**Task:**
Below is a listing to transcribe in full and exactly; keep the pictures out.

**Records supplied:**
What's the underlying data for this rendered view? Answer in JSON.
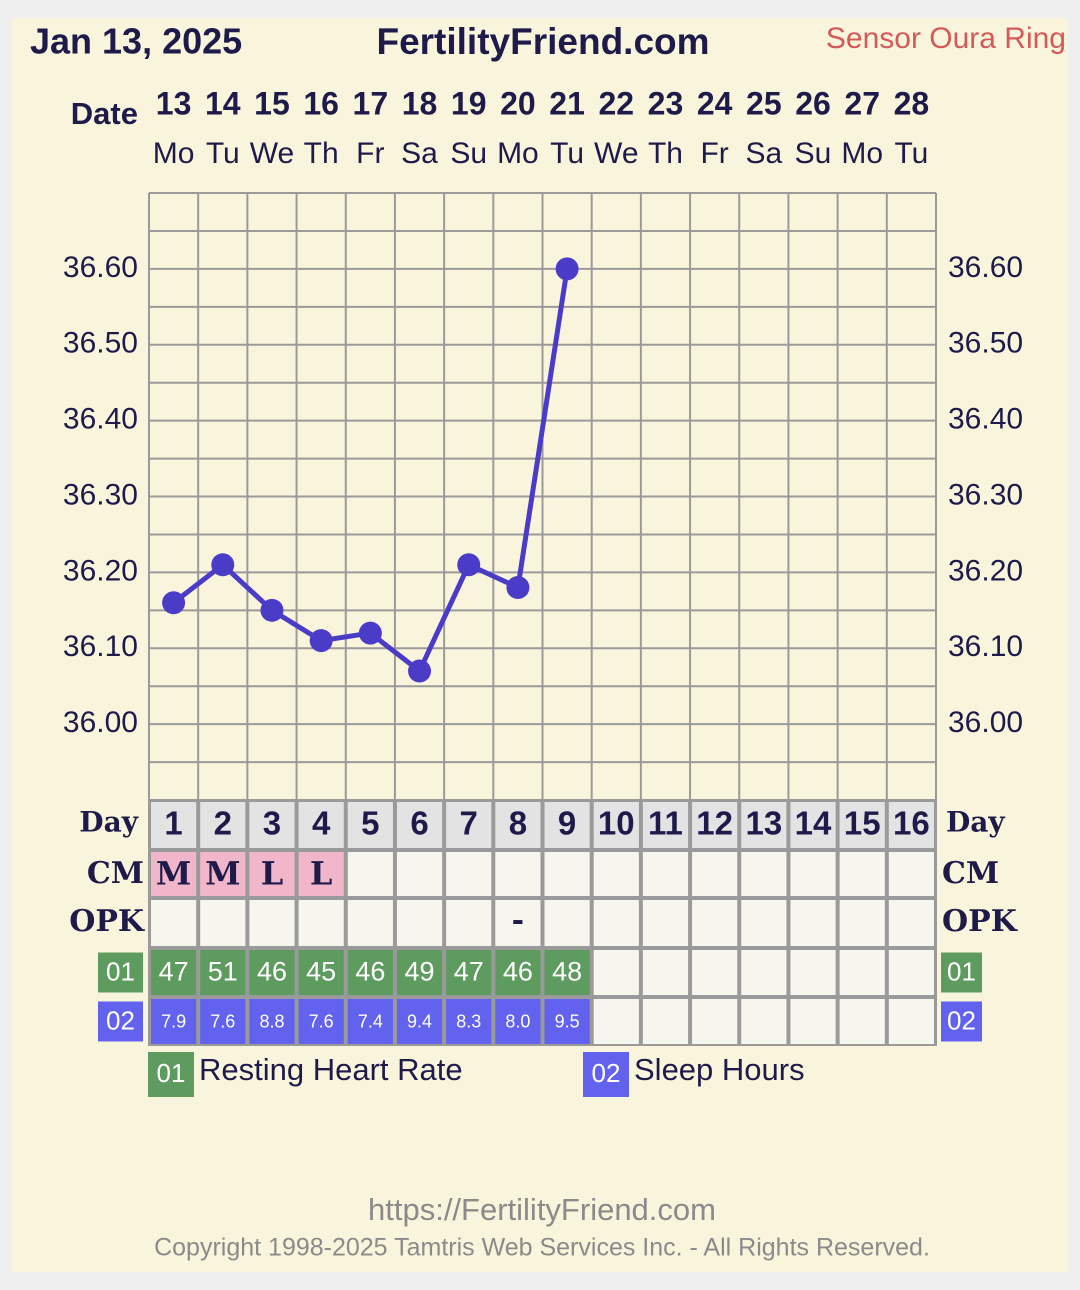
{
  "chart_data": {
    "type": "line",
    "title": "FertilityFriend.com",
    "date": "Jan 13, 2025",
    "sensor": "Sensor Oura Ring",
    "date_label": "Date",
    "categories": [
      13,
      14,
      15,
      16,
      17,
      18,
      19,
      20,
      21,
      22,
      23,
      24,
      25,
      26,
      27,
      28
    ],
    "weekdays": [
      "Mo",
      "Tu",
      "We",
      "Th",
      "Fr",
      "Sa",
      "Su",
      "Mo",
      "Tu",
      "We",
      "Th",
      "Fr",
      "Sa",
      "Su",
      "Mo",
      "Tu"
    ],
    "day_label": "Day",
    "days": [
      1,
      2,
      3,
      4,
      5,
      6,
      7,
      8,
      9,
      10,
      11,
      12,
      13,
      14,
      15,
      16
    ],
    "color": "#4b3cc8",
    "values": [
      36.16,
      36.21,
      36.15,
      36.11,
      36.12,
      36.07,
      36.21,
      36.18,
      36.6,
      null,
      null,
      null,
      null,
      null,
      null,
      null
    ],
    "ylim": [
      35.9,
      36.7
    ],
    "yticks": [
      {
        "value": 36.0,
        "label": "36.00"
      },
      {
        "value": 36.1,
        "label": "36.10"
      },
      {
        "value": 36.2,
        "label": "36.20"
      },
      {
        "value": 36.3,
        "label": "36.30"
      },
      {
        "value": 36.4,
        "label": "36.40"
      },
      {
        "value": 36.5,
        "label": "36.50"
      },
      {
        "value": 36.6,
        "label": "36.60"
      }
    ],
    "ygrid": [
      35.9,
      35.95,
      36.0,
      36.05,
      36.1,
      36.15,
      36.2,
      36.25,
      36.3,
      36.35,
      36.4,
      36.45,
      36.5,
      36.55,
      36.6,
      36.65,
      36.7
    ],
    "cm": {
      "label": "CM",
      "values": [
        "M",
        "M",
        "L",
        "L",
        null,
        null,
        null,
        null,
        null,
        null,
        null,
        null,
        null,
        null,
        null,
        null
      ]
    },
    "opk": {
      "label": "OPK",
      "values": [
        null,
        null,
        null,
        null,
        null,
        null,
        null,
        "-",
        null,
        null,
        null,
        null,
        null,
        null,
        null,
        null
      ]
    },
    "series": [
      {
        "code": "01",
        "name": "Resting Heart Rate",
        "color": "#5e9b5e",
        "values": [
          47,
          51,
          46,
          45,
          46,
          49,
          47,
          46,
          48,
          null,
          null,
          null,
          null,
          null,
          null,
          null
        ]
      },
      {
        "code": "02",
        "name": "Sleep Hours",
        "color": "#6262ef",
        "values": [
          7.9,
          7.6,
          8.8,
          7.6,
          7.4,
          9.4,
          8.3,
          8.0,
          9.5,
          null,
          null,
          null,
          null,
          null,
          null,
          null
        ],
        "value_labels": [
          "7.9",
          "7.6",
          "8.8",
          "7.6",
          "7.4",
          "9.4",
          "8.3",
          "8.0",
          "9.5",
          null,
          null,
          null,
          null,
          null,
          null,
          null
        ]
      }
    ]
  },
  "footer": {
    "url": "https://FertilityFriend.com",
    "copyright": "Copyright 1998-2025 Tamtris Web Services Inc. - All Rights Reserved."
  }
}
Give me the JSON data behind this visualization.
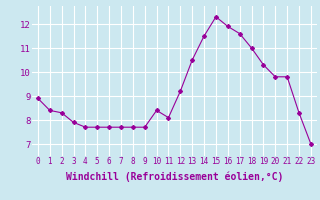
{
  "x": [
    0,
    1,
    2,
    3,
    4,
    5,
    6,
    7,
    8,
    9,
    10,
    11,
    12,
    13,
    14,
    15,
    16,
    17,
    18,
    19,
    20,
    21,
    22,
    23
  ],
  "y": [
    8.9,
    8.4,
    8.3,
    7.9,
    7.7,
    7.7,
    7.7,
    7.7,
    7.7,
    7.7,
    8.4,
    8.1,
    9.2,
    10.5,
    11.5,
    12.3,
    11.9,
    11.6,
    11.0,
    10.3,
    9.8,
    9.8,
    8.3,
    7.0
  ],
  "line_color": "#990099",
  "marker": "D",
  "marker_size": 2,
  "bg_color": "#cce8f0",
  "grid_color": "#ffffff",
  "xlabel": "Windchill (Refroidissement éolien,°C)",
  "xlabel_color": "#990099",
  "tick_color": "#990099",
  "xlabel_fontsize": 7,
  "xtick_fontsize": 5.5,
  "ytick_fontsize": 6.5,
  "ylabel_ticks": [
    7,
    8,
    9,
    10,
    11,
    12
  ],
  "xlim": [
    -0.5,
    23.5
  ],
  "ylim": [
    6.5,
    12.75
  ]
}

**Answer to the task:**
What's the underlying data for this rendered view? Answer in JSON.
{
  "chart_data": {
    "type": "line",
    "title": "FertilityFriend.com",
    "date": "Jan 13, 2025",
    "sensor": "Sensor Oura Ring",
    "date_label": "Date",
    "categories": [
      13,
      14,
      15,
      16,
      17,
      18,
      19,
      20,
      21,
      22,
      23,
      24,
      25,
      26,
      27,
      28
    ],
    "weekdays": [
      "Mo",
      "Tu",
      "We",
      "Th",
      "Fr",
      "Sa",
      "Su",
      "Mo",
      "Tu",
      "We",
      "Th",
      "Fr",
      "Sa",
      "Su",
      "Mo",
      "Tu"
    ],
    "day_label": "Day",
    "days": [
      1,
      2,
      3,
      4,
      5,
      6,
      7,
      8,
      9,
      10,
      11,
      12,
      13,
      14,
      15,
      16
    ],
    "color": "#4b3cc8",
    "values": [
      36.16,
      36.21,
      36.15,
      36.11,
      36.12,
      36.07,
      36.21,
      36.18,
      36.6,
      null,
      null,
      null,
      null,
      null,
      null,
      null
    ],
    "ylim": [
      35.9,
      36.7
    ],
    "yticks": [
      {
        "value": 36.0,
        "label": "36.00"
      },
      {
        "value": 36.1,
        "label": "36.10"
      },
      {
        "value": 36.2,
        "label": "36.20"
      },
      {
        "value": 36.3,
        "label": "36.30"
      },
      {
        "value": 36.4,
        "label": "36.40"
      },
      {
        "value": 36.5,
        "label": "36.50"
      },
      {
        "value": 36.6,
        "label": "36.60"
      }
    ],
    "ygrid": [
      35.9,
      35.95,
      36.0,
      36.05,
      36.1,
      36.15,
      36.2,
      36.25,
      36.3,
      36.35,
      36.4,
      36.45,
      36.5,
      36.55,
      36.6,
      36.65,
      36.7
    ],
    "cm": {
      "label": "CM",
      "values": [
        "M",
        "M",
        "L",
        "L",
        null,
        null,
        null,
        null,
        null,
        null,
        null,
        null,
        null,
        null,
        null,
        null
      ]
    },
    "opk": {
      "label": "OPK",
      "values": [
        null,
        null,
        null,
        null,
        null,
        null,
        null,
        "-",
        null,
        null,
        null,
        null,
        null,
        null,
        null,
        null
      ]
    },
    "series": [
      {
        "code": "01",
        "name": "Resting Heart Rate",
        "color": "#5e9b5e",
        "values": [
          47,
          51,
          46,
          45,
          46,
          49,
          47,
          46,
          48,
          null,
          null,
          null,
          null,
          null,
          null,
          null
        ]
      },
      {
        "code": "02",
        "name": "Sleep Hours",
        "color": "#6262ef",
        "values": [
          7.9,
          7.6,
          8.8,
          7.6,
          7.4,
          9.4,
          8.3,
          8.0,
          9.5,
          null,
          null,
          null,
          null,
          null,
          null,
          null
        ],
        "value_labels": [
          "7.9",
          "7.6",
          "8.8",
          "7.6",
          "7.4",
          "9.4",
          "8.3",
          "8.0",
          "9.5",
          null,
          null,
          null,
          null,
          null,
          null,
          null
        ]
      }
    ]
  },
  "footer": {
    "url": "https://FertilityFriend.com",
    "copyright": "Copyright 1998-2025 Tamtris Web Services Inc. - All Rights Reserved."
  }
}
Give me the JSON data behind this visualization.
{
  "x": [
    0,
    1,
    2,
    3,
    4,
    5,
    6,
    7,
    8,
    9,
    10,
    11,
    12,
    13,
    14,
    15,
    16,
    17,
    18,
    19,
    20,
    21,
    22,
    23
  ],
  "y": [
    8.9,
    8.4,
    8.3,
    7.9,
    7.7,
    7.7,
    7.7,
    7.7,
    7.7,
    7.7,
    8.4,
    8.1,
    9.2,
    10.5,
    11.5,
    12.3,
    11.9,
    11.6,
    11.0,
    10.3,
    9.8,
    9.8,
    8.3,
    7.0
  ],
  "line_color": "#990099",
  "marker": "D",
  "marker_size": 2,
  "bg_color": "#cce8f0",
  "grid_color": "#ffffff",
  "xlabel": "Windchill (Refroidissement éolien,°C)",
  "xlabel_color": "#990099",
  "tick_color": "#990099",
  "xlabel_fontsize": 7,
  "xtick_fontsize": 5.5,
  "ytick_fontsize": 6.5,
  "ylabel_ticks": [
    7,
    8,
    9,
    10,
    11,
    12
  ],
  "xlim": [
    -0.5,
    23.5
  ],
  "ylim": [
    6.5,
    12.75
  ]
}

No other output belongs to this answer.